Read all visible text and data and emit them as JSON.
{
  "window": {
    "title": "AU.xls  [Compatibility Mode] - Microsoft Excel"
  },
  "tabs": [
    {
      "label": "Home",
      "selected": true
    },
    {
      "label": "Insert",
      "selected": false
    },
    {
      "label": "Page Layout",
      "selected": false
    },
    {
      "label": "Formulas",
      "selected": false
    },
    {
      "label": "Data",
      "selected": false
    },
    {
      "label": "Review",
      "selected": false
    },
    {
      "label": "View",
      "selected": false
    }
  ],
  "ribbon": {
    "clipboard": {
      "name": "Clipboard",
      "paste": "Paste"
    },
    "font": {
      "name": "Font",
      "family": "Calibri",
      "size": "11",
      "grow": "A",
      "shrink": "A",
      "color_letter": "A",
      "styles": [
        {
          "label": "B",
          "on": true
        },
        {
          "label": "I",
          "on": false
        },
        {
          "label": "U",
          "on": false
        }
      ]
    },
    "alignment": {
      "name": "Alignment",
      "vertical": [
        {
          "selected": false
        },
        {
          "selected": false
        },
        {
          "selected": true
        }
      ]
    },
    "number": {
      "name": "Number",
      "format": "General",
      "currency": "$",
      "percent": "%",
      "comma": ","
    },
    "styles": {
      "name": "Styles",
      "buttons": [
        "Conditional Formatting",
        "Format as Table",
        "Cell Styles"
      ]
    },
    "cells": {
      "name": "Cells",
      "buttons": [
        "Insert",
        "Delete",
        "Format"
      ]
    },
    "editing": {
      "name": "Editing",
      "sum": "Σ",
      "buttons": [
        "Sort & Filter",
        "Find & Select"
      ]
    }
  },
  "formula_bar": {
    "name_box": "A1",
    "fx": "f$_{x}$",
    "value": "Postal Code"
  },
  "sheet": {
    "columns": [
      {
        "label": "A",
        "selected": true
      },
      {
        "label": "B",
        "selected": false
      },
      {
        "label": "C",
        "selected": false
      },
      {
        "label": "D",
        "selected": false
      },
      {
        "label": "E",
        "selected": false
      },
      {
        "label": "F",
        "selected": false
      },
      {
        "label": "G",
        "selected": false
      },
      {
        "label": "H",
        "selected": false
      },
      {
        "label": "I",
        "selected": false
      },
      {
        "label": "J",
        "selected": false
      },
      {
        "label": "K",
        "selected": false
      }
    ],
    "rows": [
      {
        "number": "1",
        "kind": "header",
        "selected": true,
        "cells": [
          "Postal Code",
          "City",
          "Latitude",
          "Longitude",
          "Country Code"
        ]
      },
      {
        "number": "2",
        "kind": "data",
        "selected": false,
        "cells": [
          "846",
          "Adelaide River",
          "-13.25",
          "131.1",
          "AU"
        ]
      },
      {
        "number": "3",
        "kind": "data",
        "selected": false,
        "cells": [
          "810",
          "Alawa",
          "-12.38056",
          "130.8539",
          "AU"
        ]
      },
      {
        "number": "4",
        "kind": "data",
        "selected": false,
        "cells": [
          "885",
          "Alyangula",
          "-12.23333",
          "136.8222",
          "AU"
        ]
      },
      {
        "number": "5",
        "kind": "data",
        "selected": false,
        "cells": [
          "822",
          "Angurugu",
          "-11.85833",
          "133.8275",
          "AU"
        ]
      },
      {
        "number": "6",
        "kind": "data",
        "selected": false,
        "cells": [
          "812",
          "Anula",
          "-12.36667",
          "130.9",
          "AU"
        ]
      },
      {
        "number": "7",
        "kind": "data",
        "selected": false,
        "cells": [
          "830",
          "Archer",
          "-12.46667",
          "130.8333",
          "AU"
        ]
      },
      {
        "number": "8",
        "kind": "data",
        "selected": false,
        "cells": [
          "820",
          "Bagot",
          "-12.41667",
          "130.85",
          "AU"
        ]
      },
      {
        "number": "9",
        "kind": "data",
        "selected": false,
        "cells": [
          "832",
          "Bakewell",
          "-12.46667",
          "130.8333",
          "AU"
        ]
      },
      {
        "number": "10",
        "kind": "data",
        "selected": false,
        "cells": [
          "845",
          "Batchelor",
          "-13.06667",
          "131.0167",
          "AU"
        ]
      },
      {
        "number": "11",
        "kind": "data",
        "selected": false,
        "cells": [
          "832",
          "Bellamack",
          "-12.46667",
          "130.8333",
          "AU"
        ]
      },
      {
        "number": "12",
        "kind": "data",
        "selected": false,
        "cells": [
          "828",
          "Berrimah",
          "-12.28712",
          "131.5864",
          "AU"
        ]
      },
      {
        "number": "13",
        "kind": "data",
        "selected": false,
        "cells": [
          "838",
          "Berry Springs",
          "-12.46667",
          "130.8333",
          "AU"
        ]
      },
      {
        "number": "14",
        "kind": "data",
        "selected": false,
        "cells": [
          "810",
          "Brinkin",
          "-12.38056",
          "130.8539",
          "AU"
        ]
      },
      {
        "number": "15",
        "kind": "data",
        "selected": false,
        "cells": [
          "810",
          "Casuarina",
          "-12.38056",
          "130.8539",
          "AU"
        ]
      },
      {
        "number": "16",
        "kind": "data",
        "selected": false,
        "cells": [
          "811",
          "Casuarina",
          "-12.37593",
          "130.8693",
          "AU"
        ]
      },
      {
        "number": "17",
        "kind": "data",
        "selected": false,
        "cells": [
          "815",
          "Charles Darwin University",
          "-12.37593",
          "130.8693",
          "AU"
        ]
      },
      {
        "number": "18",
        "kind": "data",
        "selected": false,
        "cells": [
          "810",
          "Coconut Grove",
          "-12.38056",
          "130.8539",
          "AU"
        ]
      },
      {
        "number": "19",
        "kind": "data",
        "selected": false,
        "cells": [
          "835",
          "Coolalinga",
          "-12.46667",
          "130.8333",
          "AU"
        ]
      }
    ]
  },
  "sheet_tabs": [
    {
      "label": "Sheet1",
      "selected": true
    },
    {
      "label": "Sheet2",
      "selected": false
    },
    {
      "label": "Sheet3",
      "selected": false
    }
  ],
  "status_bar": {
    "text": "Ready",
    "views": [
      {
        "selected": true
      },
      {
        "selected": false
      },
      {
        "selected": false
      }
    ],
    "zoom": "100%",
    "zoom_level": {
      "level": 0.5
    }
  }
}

What you are asked to do:
Please repeat all the records above exactly as they appear.

Solution to this task:
Read all visible text and data and emit them as JSON.
{
  "window": {
    "title": "AU.xls  [Compatibility Mode] - Microsoft Excel"
  },
  "tabs": [
    {
      "label": "Home",
      "selected": true
    },
    {
      "label": "Insert",
      "selected": false
    },
    {
      "label": "Page Layout",
      "selected": false
    },
    {
      "label": "Formulas",
      "selected": false
    },
    {
      "label": "Data",
      "selected": false
    },
    {
      "label": "Review",
      "selected": false
    },
    {
      "label": "View",
      "selected": false
    }
  ],
  "ribbon": {
    "clipboard": {
      "name": "Clipboard",
      "paste": "Paste"
    },
    "font": {
      "name": "Font",
      "family": "Calibri",
      "size": "11",
      "grow": "A",
      "shrink": "A",
      "color_letter": "A",
      "styles": [
        {
          "label": "B",
          "on": true
        },
        {
          "label": "I",
          "on": false
        },
        {
          "label": "U",
          "on": false
        }
      ]
    },
    "alignment": {
      "name": "Alignment",
      "vertical": [
        {
          "selected": false
        },
        {
          "selected": false
        },
        {
          "selected": true
        }
      ]
    },
    "number": {
      "name": "Number",
      "format": "General",
      "currency": "$",
      "percent": "%",
      "comma": ","
    },
    "styles": {
      "name": "Styles",
      "buttons": [
        "Conditional Formatting",
        "Format as Table",
        "Cell Styles"
      ]
    },
    "cells": {
      "name": "Cells",
      "buttons": [
        "Insert",
        "Delete",
        "Format"
      ]
    },
    "editing": {
      "name": "Editing",
      "sum": "Σ",
      "buttons": [
        "Sort & Filter",
        "Find & Select"
      ]
    }
  },
  "formula_bar": {
    "name_box": "A1",
    "fx": "f$_{x}$",
    "value": "Postal Code"
  },
  "sheet": {
    "columns": [
      {
        "label": "A",
        "selected": true
      },
      {
        "label": "B",
        "selected": false
      },
      {
        "label": "C",
        "selected": false
      },
      {
        "label": "D",
        "selected": false
      },
      {
        "label": "E",
        "selected": false
      },
      {
        "label": "F",
        "selected": false
      },
      {
        "label": "G",
        "selected": false
      },
      {
        "label": "H",
        "selected": false
      },
      {
        "label": "I",
        "selected": false
      },
      {
        "label": "J",
        "selected": false
      },
      {
        "label": "K",
        "selected": false
      }
    ],
    "rows": [
      {
        "number": "1",
        "kind": "header",
        "selected": true,
        "cells": [
          "Postal Code",
          "City",
          "Latitude",
          "Longitude",
          "Country Code"
        ]
      },
      {
        "number": "2",
        "kind": "data",
        "selected": false,
        "cells": [
          "846",
          "Adelaide River",
          "-13.25",
          "131.1",
          "AU"
        ]
      },
      {
        "number": "3",
        "kind": "data",
        "selected": false,
        "cells": [
          "810",
          "Alawa",
          "-12.38056",
          "130.8539",
          "AU"
        ]
      },
      {
        "number": "4",
        "kind": "data",
        "selected": false,
        "cells": [
          "885",
          "Alyangula",
          "-12.23333",
          "136.8222",
          "AU"
        ]
      },
      {
        "number": "5",
        "kind": "data",
        "selected": false,
        "cells": [
          "822",
          "Angurugu",
          "-11.85833",
          "133.8275",
          "AU"
        ]
      },
      {
        "number": "6",
        "kind": "data",
        "selected": false,
        "cells": [
          "812",
          "Anula",
          "-12.36667",
          "130.9",
          "AU"
        ]
      },
      {
        "number": "7",
        "kind": "data",
        "selected": false,
        "cells": [
          "830",
          "Archer",
          "-12.46667",
          "130.8333",
          "AU"
        ]
      },
      {
        "number": "8",
        "kind": "data",
        "selected": false,
        "cells": [
          "820",
          "Bagot",
          "-12.41667",
          "130.85",
          "AU"
        ]
      },
      {
        "number": "9",
        "kind": "data",
        "selected": false,
        "cells": [
          "832",
          "Bakewell",
          "-12.46667",
          "130.8333",
          "AU"
        ]
      },
      {
        "number": "10",
        "kind": "data",
        "selected": false,
        "cells": [
          "845",
          "Batchelor",
          "-13.06667",
          "131.0167",
          "AU"
        ]
      },
      {
        "number": "11",
        "kind": "data",
        "selected": false,
        "cells": [
          "832",
          "Bellamack",
          "-12.46667",
          "130.8333",
          "AU"
        ]
      },
      {
        "number": "12",
        "kind": "data",
        "selected": false,
        "cells": [
          "828",
          "Berrimah",
          "-12.28712",
          "131.5864",
          "AU"
        ]
      },
      {
        "number": "13",
        "kind": "data",
        "selected": false,
        "cells": [
          "838",
          "Berry Springs",
          "-12.46667",
          "130.8333",
          "AU"
        ]
      },
      {
        "number": "14",
        "kind": "data",
        "selected": false,
        "cells": [
          "810",
          "Brinkin",
          "-12.38056",
          "130.8539",
          "AU"
        ]
      },
      {
        "number": "15",
        "kind": "data",
        "selected": false,
        "cells": [
          "810",
          "Casuarina",
          "-12.38056",
          "130.8539",
          "AU"
        ]
      },
      {
        "number": "16",
        "kind": "data",
        "selected": false,
        "cells": [
          "811",
          "Casuarina",
          "-12.37593",
          "130.8693",
          "AU"
        ]
      },
      {
        "number": "17",
        "kind": "data",
        "selected": false,
        "cells": [
          "815",
          "Charles Darwin University",
          "-12.37593",
          "130.8693",
          "AU"
        ]
      },
      {
        "number": "18",
        "kind": "data",
        "selected": false,
        "cells": [
          "810",
          "Coconut Grove",
          "-12.38056",
          "130.8539",
          "AU"
        ]
      },
      {
        "number": "19",
        "kind": "data",
        "selected": false,
        "cells": [
          "835",
          "Coolalinga",
          "-12.46667",
          "130.8333",
          "AU"
        ]
      }
    ]
  },
  "sheet_tabs": [
    {
      "label": "Sheet1",
      "selected": true
    },
    {
      "label": "Sheet2",
      "selected": false
    },
    {
      "label": "Sheet3",
      "selected": false
    }
  ],
  "status_bar": {
    "text": "Ready",
    "views": [
      {
        "selected": true
      },
      {
        "selected": false
      },
      {
        "selected": false
      }
    ],
    "zoom": "100%",
    "zoom_level": {
      "level": 0.5
    }
  }
}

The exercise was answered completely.